SUPPLIED PASSAGE:
Objective: To compare if watchful waiting is noninferior to elective repair in men aged 50 years and older with mildly symptomatic or asymptomatic inguinal hernia.
Background: The role of watchful waiting in older male patients with mildly symptomatic or asymptomatic inguinal hernia is still not well-established.
Methods: In this noninferiority trial, we randomly assigned men aged 50 years and older with mildly symptomatic or asymptomatic inguinal hernia to either elective inguinal hernia repair or watchful waiting. Primary endpoint was the mean difference in a 4-point pain/discomfort score at 24 months of follow-up. Using a 0.20-point difference as a clinically relevant margin, it was hypothesized that watchful waiting was noninferior to elective repair. Secondary endpoints included quality of life, event-free survival, and crossover rates.

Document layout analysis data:
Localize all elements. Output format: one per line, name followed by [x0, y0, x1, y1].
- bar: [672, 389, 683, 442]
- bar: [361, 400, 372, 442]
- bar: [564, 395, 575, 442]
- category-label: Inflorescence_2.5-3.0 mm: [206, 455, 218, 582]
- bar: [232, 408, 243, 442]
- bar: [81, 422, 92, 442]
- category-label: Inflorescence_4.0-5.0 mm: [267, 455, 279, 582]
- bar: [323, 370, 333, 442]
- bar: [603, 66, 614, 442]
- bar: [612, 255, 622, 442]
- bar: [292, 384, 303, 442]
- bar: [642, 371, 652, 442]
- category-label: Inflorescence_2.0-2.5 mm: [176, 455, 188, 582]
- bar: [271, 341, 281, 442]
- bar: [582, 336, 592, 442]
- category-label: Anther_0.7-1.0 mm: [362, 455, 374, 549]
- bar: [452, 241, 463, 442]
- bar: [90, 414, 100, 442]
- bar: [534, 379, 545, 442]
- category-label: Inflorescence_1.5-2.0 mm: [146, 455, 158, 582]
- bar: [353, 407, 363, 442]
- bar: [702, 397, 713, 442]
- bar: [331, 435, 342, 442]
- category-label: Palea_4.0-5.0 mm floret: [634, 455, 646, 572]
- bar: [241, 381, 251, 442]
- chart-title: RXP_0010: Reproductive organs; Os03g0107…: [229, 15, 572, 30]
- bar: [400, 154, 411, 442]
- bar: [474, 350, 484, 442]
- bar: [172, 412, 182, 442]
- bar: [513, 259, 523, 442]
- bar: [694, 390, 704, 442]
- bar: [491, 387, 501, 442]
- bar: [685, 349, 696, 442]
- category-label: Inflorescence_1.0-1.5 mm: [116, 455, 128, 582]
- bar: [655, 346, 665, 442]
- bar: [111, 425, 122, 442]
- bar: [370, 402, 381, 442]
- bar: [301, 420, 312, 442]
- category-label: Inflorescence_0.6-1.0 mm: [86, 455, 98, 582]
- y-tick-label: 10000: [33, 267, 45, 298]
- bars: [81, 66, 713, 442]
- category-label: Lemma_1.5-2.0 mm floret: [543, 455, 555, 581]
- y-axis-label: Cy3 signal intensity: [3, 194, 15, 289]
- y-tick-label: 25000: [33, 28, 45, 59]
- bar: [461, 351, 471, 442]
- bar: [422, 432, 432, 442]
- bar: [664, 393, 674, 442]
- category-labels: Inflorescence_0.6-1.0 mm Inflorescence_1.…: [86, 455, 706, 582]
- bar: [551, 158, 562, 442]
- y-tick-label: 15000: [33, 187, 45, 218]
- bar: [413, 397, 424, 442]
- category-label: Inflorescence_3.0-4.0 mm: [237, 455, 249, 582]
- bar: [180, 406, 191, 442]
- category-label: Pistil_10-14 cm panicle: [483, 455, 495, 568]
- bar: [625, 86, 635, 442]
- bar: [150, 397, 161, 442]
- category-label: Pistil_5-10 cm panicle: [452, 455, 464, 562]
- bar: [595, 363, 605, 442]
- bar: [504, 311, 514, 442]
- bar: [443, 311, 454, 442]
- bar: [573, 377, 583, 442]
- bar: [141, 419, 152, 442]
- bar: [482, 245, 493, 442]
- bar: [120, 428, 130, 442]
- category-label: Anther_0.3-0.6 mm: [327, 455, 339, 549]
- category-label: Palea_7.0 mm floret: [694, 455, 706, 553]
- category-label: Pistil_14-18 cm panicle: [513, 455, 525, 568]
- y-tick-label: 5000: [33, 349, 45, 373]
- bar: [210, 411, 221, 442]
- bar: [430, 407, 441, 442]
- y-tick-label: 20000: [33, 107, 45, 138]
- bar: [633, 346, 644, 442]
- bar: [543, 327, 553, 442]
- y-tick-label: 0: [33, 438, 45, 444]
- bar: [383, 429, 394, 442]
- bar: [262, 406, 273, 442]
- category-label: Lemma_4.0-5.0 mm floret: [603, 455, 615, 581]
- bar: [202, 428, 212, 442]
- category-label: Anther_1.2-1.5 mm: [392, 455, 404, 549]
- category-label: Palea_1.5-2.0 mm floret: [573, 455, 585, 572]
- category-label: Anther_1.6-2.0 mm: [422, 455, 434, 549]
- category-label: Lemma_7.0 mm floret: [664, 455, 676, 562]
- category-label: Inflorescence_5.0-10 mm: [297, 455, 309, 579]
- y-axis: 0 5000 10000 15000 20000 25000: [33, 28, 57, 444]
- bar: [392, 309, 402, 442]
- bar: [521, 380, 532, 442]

WHAT YOU WILL DO:
**A.** Reproduce the inguinal hernia abstract from "Background: The role" up to and including "and crossover rates.".
**B.** Using the inguinal hernia abstract, answer the following:
(i) What minimum age did the men in the trial have to be?
(ii) At what point in follow-up was the pain/discomfort score measured for the primary endpoint?
(iii) What difference served as the clinically relevant margin?
**C.** Resume the inguinal hernia abstract immediately after its final sentence.
The entries were taken from a separate source.

EXPECTED OUTPUTS:
**A.**
Background: The role of watchful waiting in older male patients with mildly symptomatic or asymptomatic inguinal hernia is still not well-established.
Methods: In this noninferiority trial, we randomly assigned men aged 50 years and older with mildly symptomatic or asymptomatic inguinal hernia to either elective inguinal hernia repair or watchful waiting. Primary endpoint was the mean difference in a 4-point pain/discomfort score at 24 months of follow-up. Using a 0.20-point difference as a clinically relevant margin, it was hypothesized that watchful waiting was noninferior to elective repair. Secondary endpoints included quality of life, event-free survival, and crossover rates.

**B.**
(i) 50 years and older
(ii) At 24 months
(iii) A 0.20-point difference

**C.**
Results: Between January 2006 and August 2012, 528 patients were enrolled, of whom 496 met the inclusion criteria: 234 were assigned to elective repair and 262 to watchful waiting. The mean pain/discomfort score at 24 months was 0.35 [95% confidence interval (CI) 0.28-0.41)] in the elective repair group and 0.58 (95% CI 0.52-0.64) in the watchful waiting group. The difference of these means (MD) was -0.23 (95% CI -0.32 to -0.14). In the watchful waiting group, 93 patients (35·4%) eventually underwent elective surgery and 6 patients (2·3%) received emergent surgery for strangulation/incarceration. Postoperative complication rates and recurrence rates in these 99 operated individuals were comparable with individuals originally assigned to the elective repair group (8.1% vs 15.0%; P = 0.106, 7.1% vs 8.9%; P = 0.668, respectively).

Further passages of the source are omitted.